_Prompt_
Copy all lines below exactly as written. Leave pictures out.

_Input_

--- Start ---

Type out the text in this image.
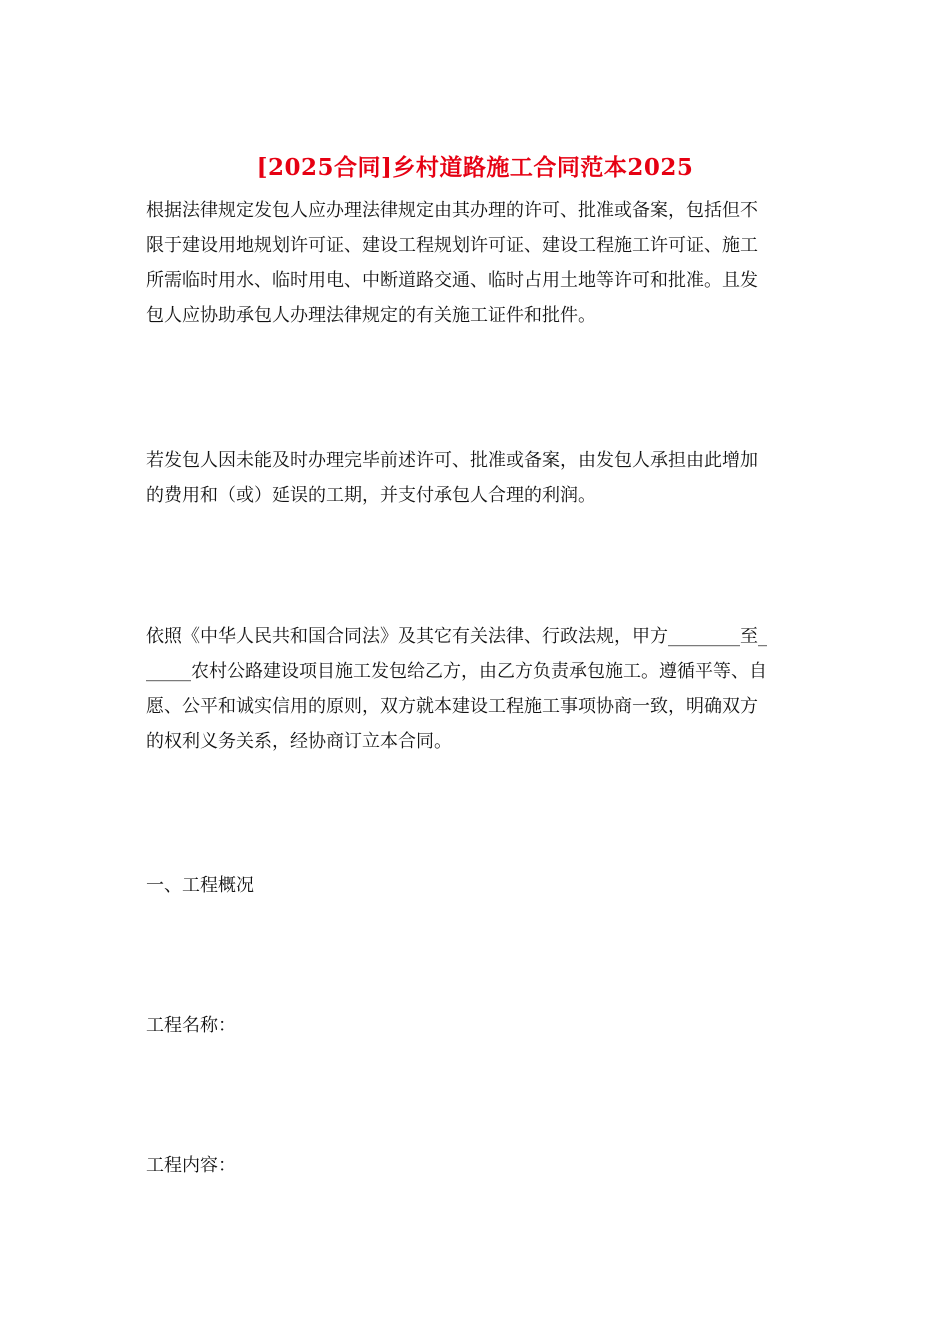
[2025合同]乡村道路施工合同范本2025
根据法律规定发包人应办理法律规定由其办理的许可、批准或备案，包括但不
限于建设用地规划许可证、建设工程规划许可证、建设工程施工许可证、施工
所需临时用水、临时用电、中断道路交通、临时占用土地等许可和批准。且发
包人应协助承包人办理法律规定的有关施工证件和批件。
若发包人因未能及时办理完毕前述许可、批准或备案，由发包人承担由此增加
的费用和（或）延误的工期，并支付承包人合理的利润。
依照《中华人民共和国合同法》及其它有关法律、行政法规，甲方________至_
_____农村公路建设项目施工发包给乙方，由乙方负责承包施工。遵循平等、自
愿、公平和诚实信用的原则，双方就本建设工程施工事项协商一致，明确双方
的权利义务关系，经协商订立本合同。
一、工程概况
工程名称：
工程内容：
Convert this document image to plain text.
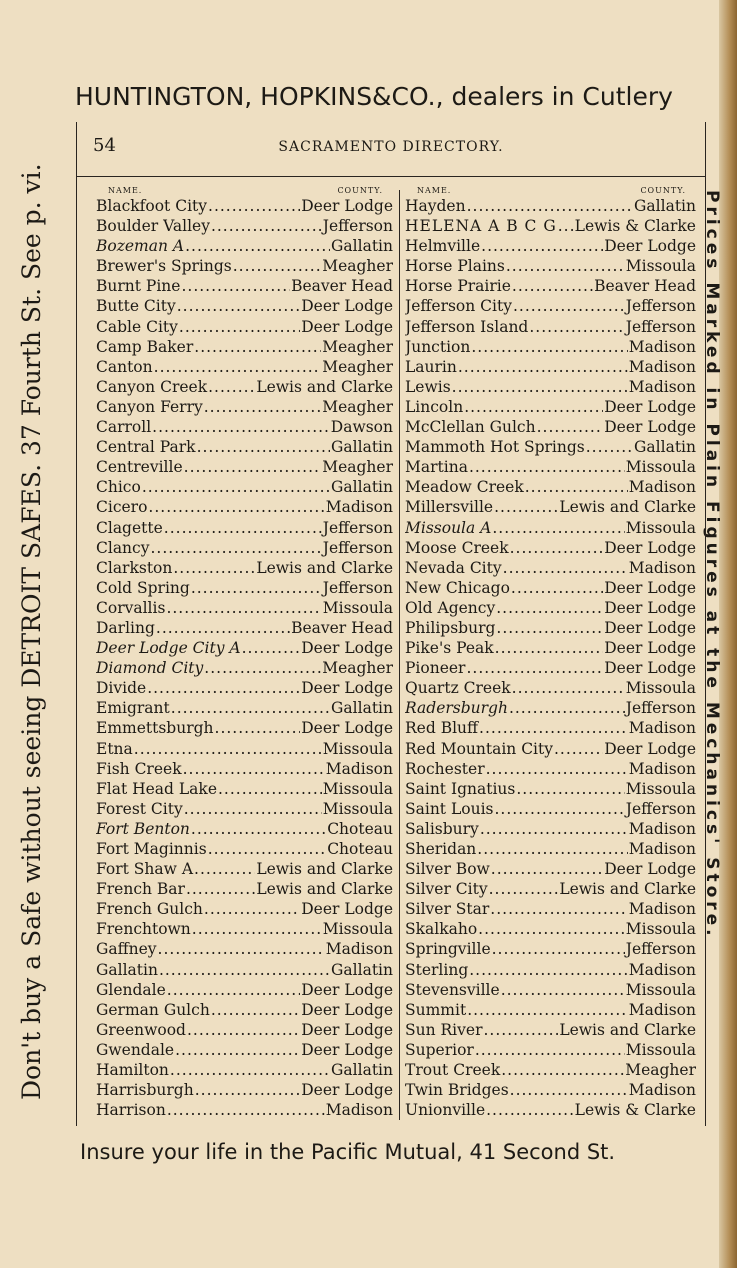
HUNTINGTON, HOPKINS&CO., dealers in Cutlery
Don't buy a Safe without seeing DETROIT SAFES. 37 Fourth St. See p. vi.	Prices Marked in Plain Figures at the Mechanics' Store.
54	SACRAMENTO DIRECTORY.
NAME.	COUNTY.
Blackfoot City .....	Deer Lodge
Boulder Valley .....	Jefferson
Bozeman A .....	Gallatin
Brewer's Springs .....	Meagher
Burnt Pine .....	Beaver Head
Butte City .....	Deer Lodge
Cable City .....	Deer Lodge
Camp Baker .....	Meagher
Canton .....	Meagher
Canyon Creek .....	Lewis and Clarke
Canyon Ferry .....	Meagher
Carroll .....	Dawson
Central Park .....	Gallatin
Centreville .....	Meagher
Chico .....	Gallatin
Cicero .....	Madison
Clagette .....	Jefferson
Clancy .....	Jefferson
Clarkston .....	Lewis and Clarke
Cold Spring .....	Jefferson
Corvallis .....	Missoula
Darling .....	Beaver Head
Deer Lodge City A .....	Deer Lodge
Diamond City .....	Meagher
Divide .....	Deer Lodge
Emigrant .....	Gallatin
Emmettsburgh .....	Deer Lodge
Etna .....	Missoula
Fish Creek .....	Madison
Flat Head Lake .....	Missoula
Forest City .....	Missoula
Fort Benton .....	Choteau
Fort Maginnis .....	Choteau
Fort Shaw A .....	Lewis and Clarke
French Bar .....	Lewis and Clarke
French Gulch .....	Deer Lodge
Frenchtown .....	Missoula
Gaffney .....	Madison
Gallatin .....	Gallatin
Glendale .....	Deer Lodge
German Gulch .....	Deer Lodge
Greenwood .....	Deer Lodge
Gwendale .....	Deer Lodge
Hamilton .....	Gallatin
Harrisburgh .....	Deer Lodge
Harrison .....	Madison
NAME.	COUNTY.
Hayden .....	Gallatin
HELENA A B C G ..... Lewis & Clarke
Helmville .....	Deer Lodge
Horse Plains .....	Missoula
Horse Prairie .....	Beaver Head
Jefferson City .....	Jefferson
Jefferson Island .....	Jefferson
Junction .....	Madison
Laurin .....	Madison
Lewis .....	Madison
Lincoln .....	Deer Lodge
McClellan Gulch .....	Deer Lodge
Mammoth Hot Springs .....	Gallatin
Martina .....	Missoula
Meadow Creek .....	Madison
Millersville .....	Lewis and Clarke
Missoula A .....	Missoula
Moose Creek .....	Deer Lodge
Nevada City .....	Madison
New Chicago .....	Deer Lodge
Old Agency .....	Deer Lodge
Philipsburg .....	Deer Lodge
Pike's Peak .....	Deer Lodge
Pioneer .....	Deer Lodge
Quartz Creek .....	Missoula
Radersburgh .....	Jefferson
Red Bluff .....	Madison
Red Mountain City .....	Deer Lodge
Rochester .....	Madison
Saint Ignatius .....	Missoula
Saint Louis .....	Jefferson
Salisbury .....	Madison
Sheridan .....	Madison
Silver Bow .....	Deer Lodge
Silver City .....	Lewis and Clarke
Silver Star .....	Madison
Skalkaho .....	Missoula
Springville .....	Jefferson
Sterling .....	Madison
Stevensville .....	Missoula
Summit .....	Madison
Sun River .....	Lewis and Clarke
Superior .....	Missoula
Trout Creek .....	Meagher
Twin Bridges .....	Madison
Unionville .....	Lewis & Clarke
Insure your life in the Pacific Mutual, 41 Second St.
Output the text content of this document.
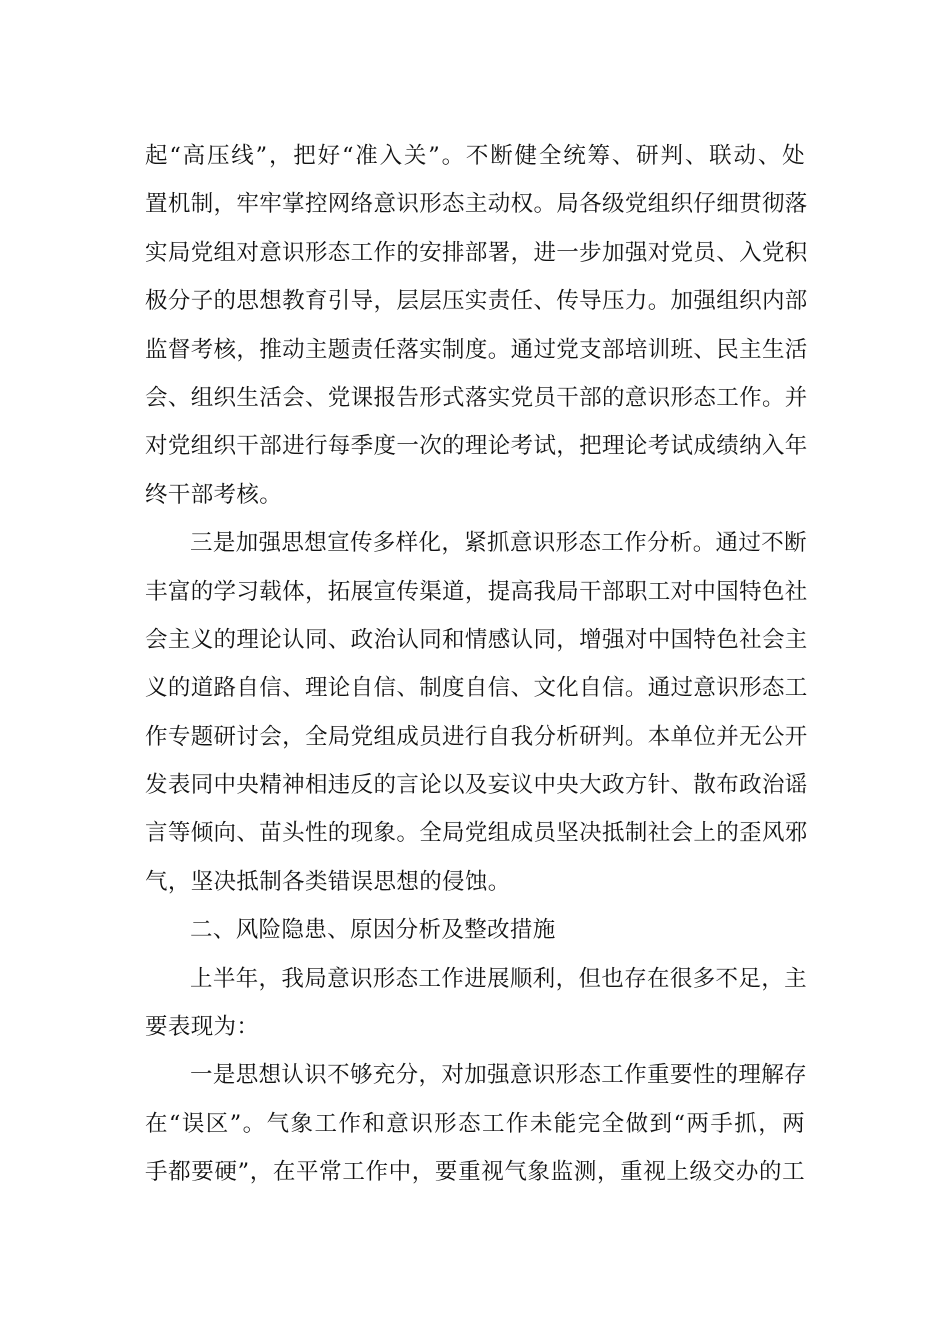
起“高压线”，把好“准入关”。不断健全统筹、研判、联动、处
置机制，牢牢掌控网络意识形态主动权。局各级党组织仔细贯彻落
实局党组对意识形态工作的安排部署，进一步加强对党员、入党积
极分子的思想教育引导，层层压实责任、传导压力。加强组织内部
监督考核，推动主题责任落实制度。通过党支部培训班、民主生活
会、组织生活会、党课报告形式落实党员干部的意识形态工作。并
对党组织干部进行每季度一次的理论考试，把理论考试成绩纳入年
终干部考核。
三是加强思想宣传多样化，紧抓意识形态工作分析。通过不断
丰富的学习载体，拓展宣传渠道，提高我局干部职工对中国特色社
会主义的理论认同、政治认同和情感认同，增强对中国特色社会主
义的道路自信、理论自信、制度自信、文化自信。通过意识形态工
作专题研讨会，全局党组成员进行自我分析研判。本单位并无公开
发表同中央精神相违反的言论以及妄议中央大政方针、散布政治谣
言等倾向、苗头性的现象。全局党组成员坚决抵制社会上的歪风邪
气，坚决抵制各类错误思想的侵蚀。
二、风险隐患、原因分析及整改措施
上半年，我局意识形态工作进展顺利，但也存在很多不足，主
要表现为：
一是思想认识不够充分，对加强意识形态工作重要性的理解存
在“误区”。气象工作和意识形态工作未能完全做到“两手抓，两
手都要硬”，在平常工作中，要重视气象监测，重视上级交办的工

--- End ---

_Output_
Type out the text in this image.
[2025合同]乡村道路施工合同范本2025
根据法律规定发包人应办理法律规定由其办理的许可、批准或备案，包括但不
限于建设用地规划许可证、建设工程规划许可证、建设工程施工许可证、施工
所需临时用水、临时用电、中断道路交通、临时占用土地等许可和批准。且发
包人应协助承包人办理法律规定的有关施工证件和批件。
若发包人因未能及时办理完毕前述许可、批准或备案，由发包人承担由此增加
的费用和（或）延误的工期，并支付承包人合理的利润。
依照《中华人民共和国合同法》及其它有关法律、行政法规，甲方________至_
_____农村公路建设项目施工发包给乙方，由乙方负责承包施工。遵循平等、自
愿、公平和诚实信用的原则，双方就本建设工程施工事项协商一致，明确双方
的权利义务关系，经协商订立本合同。
一、工程概况
工程名称：
工程内容：
Convert this document image to plain text.
HUNTINGTON, HOPKINS&CO., dealers in Cutlery
Don't buy a Safe without seeing DETROIT SAFES. 37 Fourth St. See p. vi.	Prices Marked in Plain Figures at the Mechanics' Store.
54	SACRAMENTO DIRECTORY.
NAME.	COUNTY.
Blackfoot City .....	Deer Lodge
Boulder Valley .....	Jefferson
Bozeman A .....	Gallatin
Brewer's Springs .....	Meagher
Burnt Pine .....	Beaver Head
Butte City .....	Deer Lodge
Cable City .....	Deer Lodge
Camp Baker .....	Meagher
Canton .....	Meagher
Canyon Creek .....	Lewis and Clarke
Canyon Ferry .....	Meagher
Carroll .....	Dawson
Central Park .....	Gallatin
Centreville .....	Meagher
Chico .....	Gallatin
Cicero .....	Madison
Clagette .....	Jefferson
Clancy .....	Jefferson
Clarkston .....	Lewis and Clarke
Cold Spring .....	Jefferson
Corvallis .....	Missoula
Darling .....	Beaver Head
Deer Lodge City A .....	Deer Lodge
Diamond City .....	Meagher
Divide .....	Deer Lodge
Emigrant .....	Gallatin
Emmettsburgh .....	Deer Lodge
Etna .....	Missoula
Fish Creek .....	Madison
Flat Head Lake .....	Missoula
Forest City .....	Missoula
Fort Benton .....	Choteau
Fort Maginnis .....	Choteau
Fort Shaw A .....	Lewis and Clarke
French Bar .....	Lewis and Clarke
French Gulch .....	Deer Lodge
Frenchtown .....	Missoula
Gaffney .....	Madison
Gallatin .....	Gallatin
Glendale .....	Deer Lodge
German Gulch .....	Deer Lodge
Greenwood .....	Deer Lodge
Gwendale .....	Deer Lodge
Hamilton .....	Gallatin
Harrisburgh .....	Deer Lodge
Harrison .....	Madison
NAME.	COUNTY.
Hayden .....	Gallatin
HELENA A B C G ..... Lewis & Clarke
Helmville .....	Deer Lodge
Horse Plains .....	Missoula
Horse Prairie .....	Beaver Head
Jefferson City .....	Jefferson
Jefferson Island .....	Jefferson
Junction .....	Madison
Laurin .....	Madison
Lewis .....	Madison
Lincoln .....	Deer Lodge
McClellan Gulch .....	Deer Lodge
Mammoth Hot Springs .....	Gallatin
Martina .....	Missoula
Meadow Creek .....	Madison
Millersville .....	Lewis and Clarke
Missoula A .....	Missoula
Moose Creek .....	Deer Lodge
Nevada City .....	Madison
New Chicago .....	Deer Lodge
Old Agency .....	Deer Lodge
Philipsburg .....	Deer Lodge
Pike's Peak .....	Deer Lodge
Pioneer .....	Deer Lodge
Quartz Creek .....	Missoula
Radersburgh .....	Jefferson
Red Bluff .....	Madison
Red Mountain City .....	Deer Lodge
Rochester .....	Madison
Saint Ignatius .....	Missoula
Saint Louis .....	Jefferson
Salisbury .....	Madison
Sheridan .....	Madison
Silver Bow .....	Deer Lodge
Silver City .....	Lewis and Clarke
Silver Star .....	Madison
Skalkaho .....	Missoula
Springville .....	Jefferson
Sterling .....	Madison
Stevensville .....	Missoula
Summit .....	Madison
Sun River .....	Lewis and Clarke
Superior .....	Missoula
Trout Creek .....	Meagher
Twin Bridges .....	Madison
Unionville .....	Lewis & Clarke
Insure your life in the Pacific Mutual, 41 Second St.
Output the text content of this document.
起“高压线”，把好“准入关”。不断健全统筹、研判、联动、处
置机制，牢牢掌控网络意识形态主动权。局各级党组织仔细贯彻落
实局党组对意识形态工作的安排部署，进一步加强对党员、入党积
极分子的思想教育引导，层层压实责任、传导压力。加强组织内部
监督考核，推动主题责任落实制度。通过党支部培训班、民主生活
会、组织生活会、党课报告形式落实党员干部的意识形态工作。并
对党组织干部进行每季度一次的理论考试，把理论考试成绩纳入年
终干部考核。
三是加强思想宣传多样化，紧抓意识形态工作分析。通过不断
丰富的学习载体，拓展宣传渠道，提高我局干部职工对中国特色社
会主义的理论认同、政治认同和情感认同，增强对中国特色社会主
义的道路自信、理论自信、制度自信、文化自信。通过意识形态工
作专题研讨会，全局党组成员进行自我分析研判。本单位并无公开
发表同中央精神相违反的言论以及妄议中央大政方针、散布政治谣
言等倾向、苗头性的现象。全局党组成员坚决抵制社会上的歪风邪
气，坚决抵制各类错误思想的侵蚀。
二、风险隐患、原因分析及整改措施
上半年，我局意识形态工作进展顺利，但也存在很多不足，主
要表现为：
一是思想认识不够充分，对加强意识形态工作重要性的理解存
在“误区”。气象工作和意识形态工作未能完全做到“两手抓，两
手都要硬”，在平常工作中，要重视气象监测，重视上级交办的工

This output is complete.